_Task instructions_
A verbatim copy of the records is required, with all pictures left out.
------------------------------------------------------------
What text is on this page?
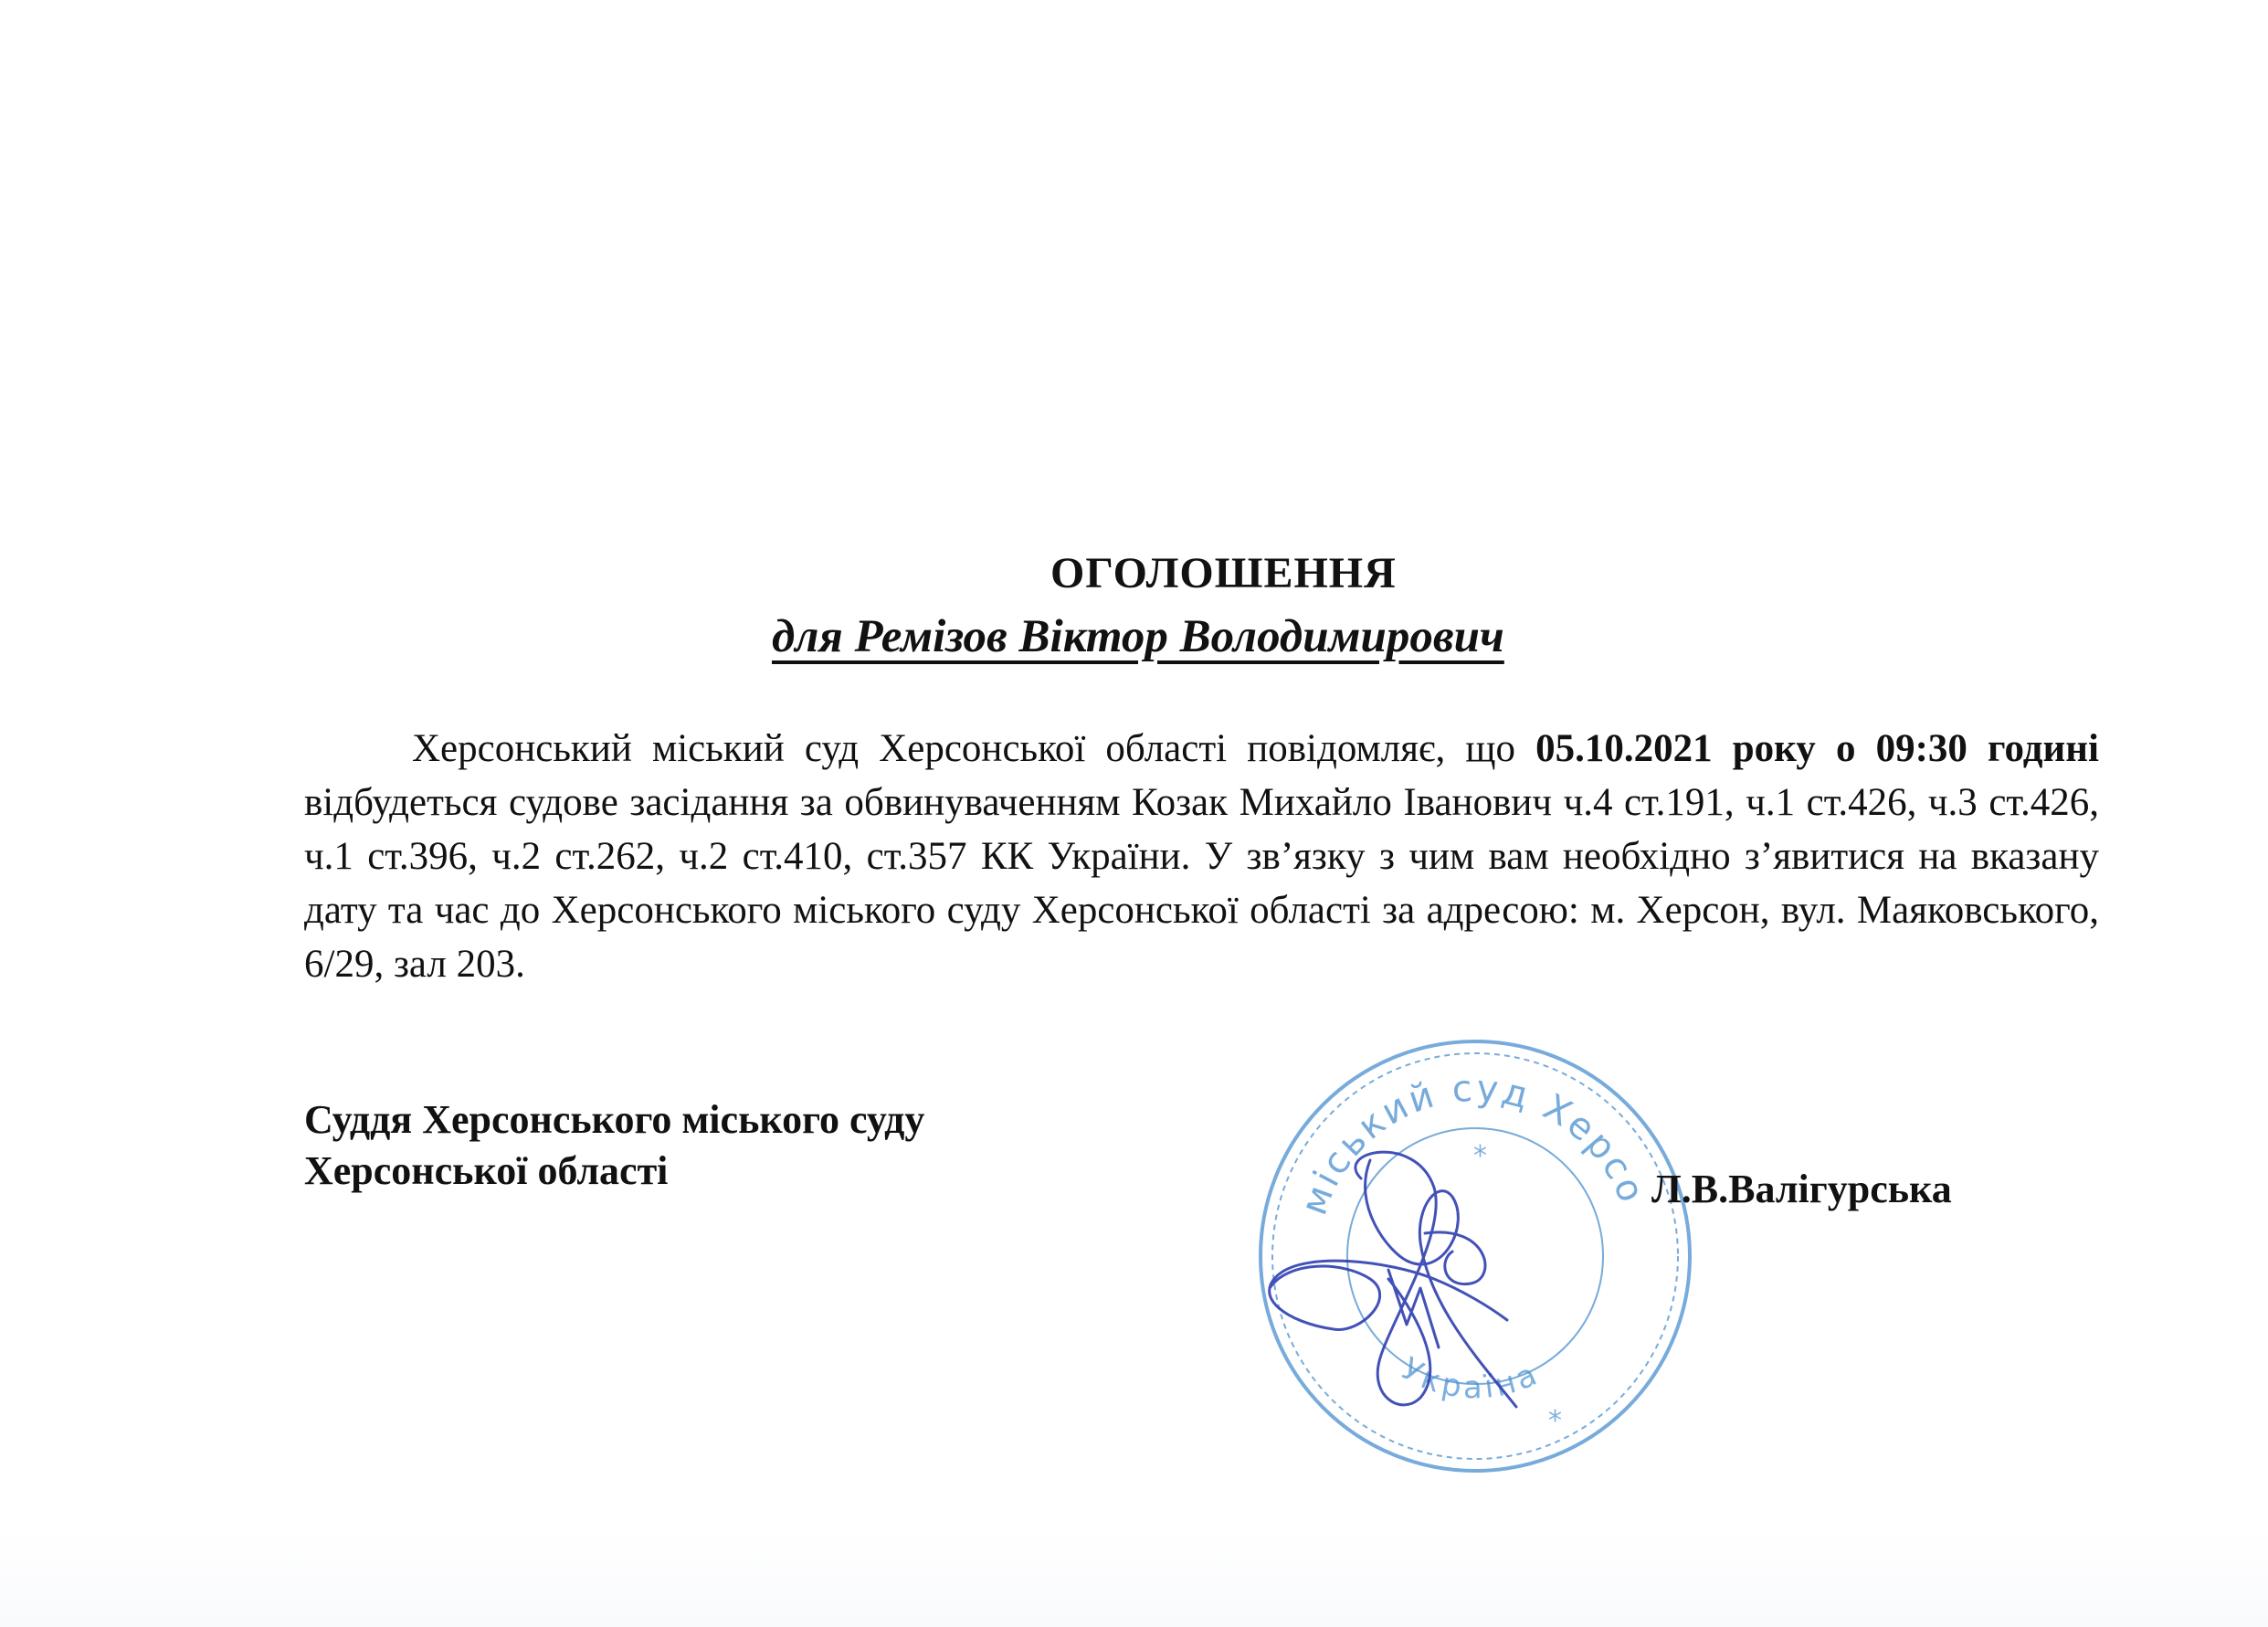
ОГОЛОШЕННЯ
для Ремізов Віктор Володимирович
Херсонський міський суд Херсонської області повідомляє, що 05.10.2021 року о 09:30 годині відбудеться судове засідання за обвинуваченням Козак Михайло Іванович ч.4 ст.191, ч.1 ст.426, ч.3 ст.426, ч.1 ст.396, ч.2 ст.262, ч.2 ст.410, ст.357 КК України. У зв’язку з чим вам необхідно з’явитися на вказану дату та час до Херсонського міського суду Херсонської області за адресою: м. Херсон, вул. Маяковського, 6/29, зал 203.
Суддя Херсонського міського суду
Херсонської області
міський суд Херсо
Україна
*
*
Л.В.Валігурська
------------------------------------------------------------
_Full response_
What text is on this page?
ОГОЛОШЕННЯ
для Ремізов Віктор Володимирович
Херсонський міський суд Херсонської області повідомляє, що 05.10.2021 року о 09:30 годині відбудеться судове засідання за обвинуваченням Козак Михайло Іванович ч.4 ст.191, ч.1 ст.426, ч.3 ст.426, ч.1 ст.396, ч.2 ст.262, ч.2 ст.410, ст.357 КК України. У зв’язку з чим вам необхідно з’явитися на вказану дату та час до Херсонського міського суду Херсонської області за адресою: м. Херсон, вул. Маяковського, 6/29, зал 203.
Суддя Херсонського міського суду
Херсонської області
міський суд Херсо
Україна
*
*
Л.В.Валігурська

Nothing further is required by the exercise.